-------- Extracted data

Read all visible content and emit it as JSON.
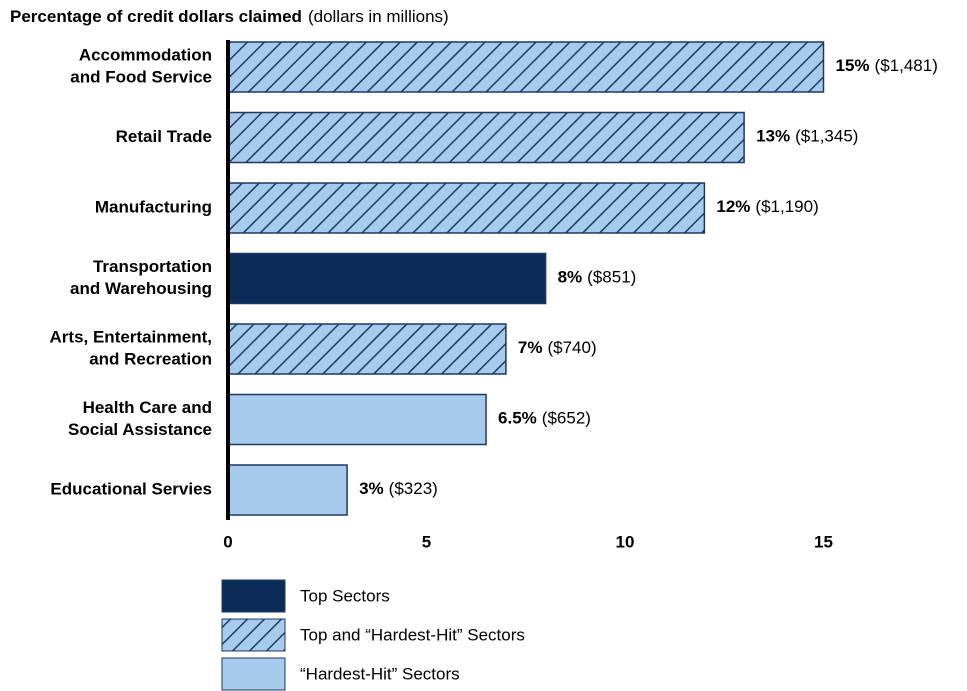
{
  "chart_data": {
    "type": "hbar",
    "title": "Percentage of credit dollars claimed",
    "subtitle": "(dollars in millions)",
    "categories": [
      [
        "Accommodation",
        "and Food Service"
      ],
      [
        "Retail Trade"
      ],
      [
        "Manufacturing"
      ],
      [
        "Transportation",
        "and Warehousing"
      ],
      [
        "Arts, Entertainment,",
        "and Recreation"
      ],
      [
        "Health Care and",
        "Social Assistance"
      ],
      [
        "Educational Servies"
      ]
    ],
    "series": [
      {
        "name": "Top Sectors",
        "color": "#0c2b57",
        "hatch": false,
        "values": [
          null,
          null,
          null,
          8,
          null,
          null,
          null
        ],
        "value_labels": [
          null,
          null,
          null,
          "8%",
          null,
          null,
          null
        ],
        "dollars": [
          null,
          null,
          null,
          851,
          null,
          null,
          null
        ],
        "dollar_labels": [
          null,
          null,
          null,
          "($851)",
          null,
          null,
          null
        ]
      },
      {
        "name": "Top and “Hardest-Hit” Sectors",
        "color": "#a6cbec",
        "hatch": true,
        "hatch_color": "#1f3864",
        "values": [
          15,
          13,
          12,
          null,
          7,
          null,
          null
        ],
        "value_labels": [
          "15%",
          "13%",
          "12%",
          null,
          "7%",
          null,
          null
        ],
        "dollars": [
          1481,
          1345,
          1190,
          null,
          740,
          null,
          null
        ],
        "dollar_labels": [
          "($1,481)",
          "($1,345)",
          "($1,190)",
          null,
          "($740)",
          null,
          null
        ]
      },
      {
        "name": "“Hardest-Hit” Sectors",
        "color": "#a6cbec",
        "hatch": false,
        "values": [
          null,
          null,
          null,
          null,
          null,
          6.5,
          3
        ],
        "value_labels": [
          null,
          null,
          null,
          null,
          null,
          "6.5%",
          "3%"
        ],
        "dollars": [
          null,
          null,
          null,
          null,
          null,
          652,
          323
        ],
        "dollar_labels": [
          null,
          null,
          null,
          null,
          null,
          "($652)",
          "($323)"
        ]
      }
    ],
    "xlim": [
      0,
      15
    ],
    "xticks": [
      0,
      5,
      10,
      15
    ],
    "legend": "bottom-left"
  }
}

----------------

- Description of the task
Set every line down exactly as written, leaving each picture out.

- Solution for this exercise
Read all visible content and emit it as JSON.
{
  "chart_data": {
    "type": "hbar",
    "title": "Percentage of credit dollars claimed",
    "subtitle": "(dollars in millions)",
    "categories": [
      [
        "Accommodation",
        "and Food Service"
      ],
      [
        "Retail Trade"
      ],
      [
        "Manufacturing"
      ],
      [
        "Transportation",
        "and Warehousing"
      ],
      [
        "Arts, Entertainment,",
        "and Recreation"
      ],
      [
        "Health Care and",
        "Social Assistance"
      ],
      [
        "Educational Servies"
      ]
    ],
    "series": [
      {
        "name": "Top Sectors",
        "color": "#0c2b57",
        "hatch": false,
        "values": [
          null,
          null,
          null,
          8,
          null,
          null,
          null
        ],
        "value_labels": [
          null,
          null,
          null,
          "8%",
          null,
          null,
          null
        ],
        "dollars": [
          null,
          null,
          null,
          851,
          null,
          null,
          null
        ],
        "dollar_labels": [
          null,
          null,
          null,
          "($851)",
          null,
          null,
          null
        ]
      },
      {
        "name": "Top and “Hardest-Hit” Sectors",
        "color": "#a6cbec",
        "hatch": true,
        "hatch_color": "#1f3864",
        "values": [
          15,
          13,
          12,
          null,
          7,
          null,
          null
        ],
        "value_labels": [
          "15%",
          "13%",
          "12%",
          null,
          "7%",
          null,
          null
        ],
        "dollars": [
          1481,
          1345,
          1190,
          null,
          740,
          null,
          null
        ],
        "dollar_labels": [
          "($1,481)",
          "($1,345)",
          "($1,190)",
          null,
          "($740)",
          null,
          null
        ]
      },
      {
        "name": "“Hardest-Hit” Sectors",
        "color": "#a6cbec",
        "hatch": false,
        "values": [
          null,
          null,
          null,
          null,
          null,
          6.5,
          3
        ],
        "value_labels": [
          null,
          null,
          null,
          null,
          null,
          "6.5%",
          "3%"
        ],
        "dollars": [
          null,
          null,
          null,
          null,
          null,
          652,
          323
        ],
        "dollar_labels": [
          null,
          null,
          null,
          null,
          null,
          "($652)",
          "($323)"
        ]
      }
    ],
    "xlim": [
      0,
      15
    ],
    "xticks": [
      0,
      5,
      10,
      15
    ],
    "legend": "bottom-left"
  }
}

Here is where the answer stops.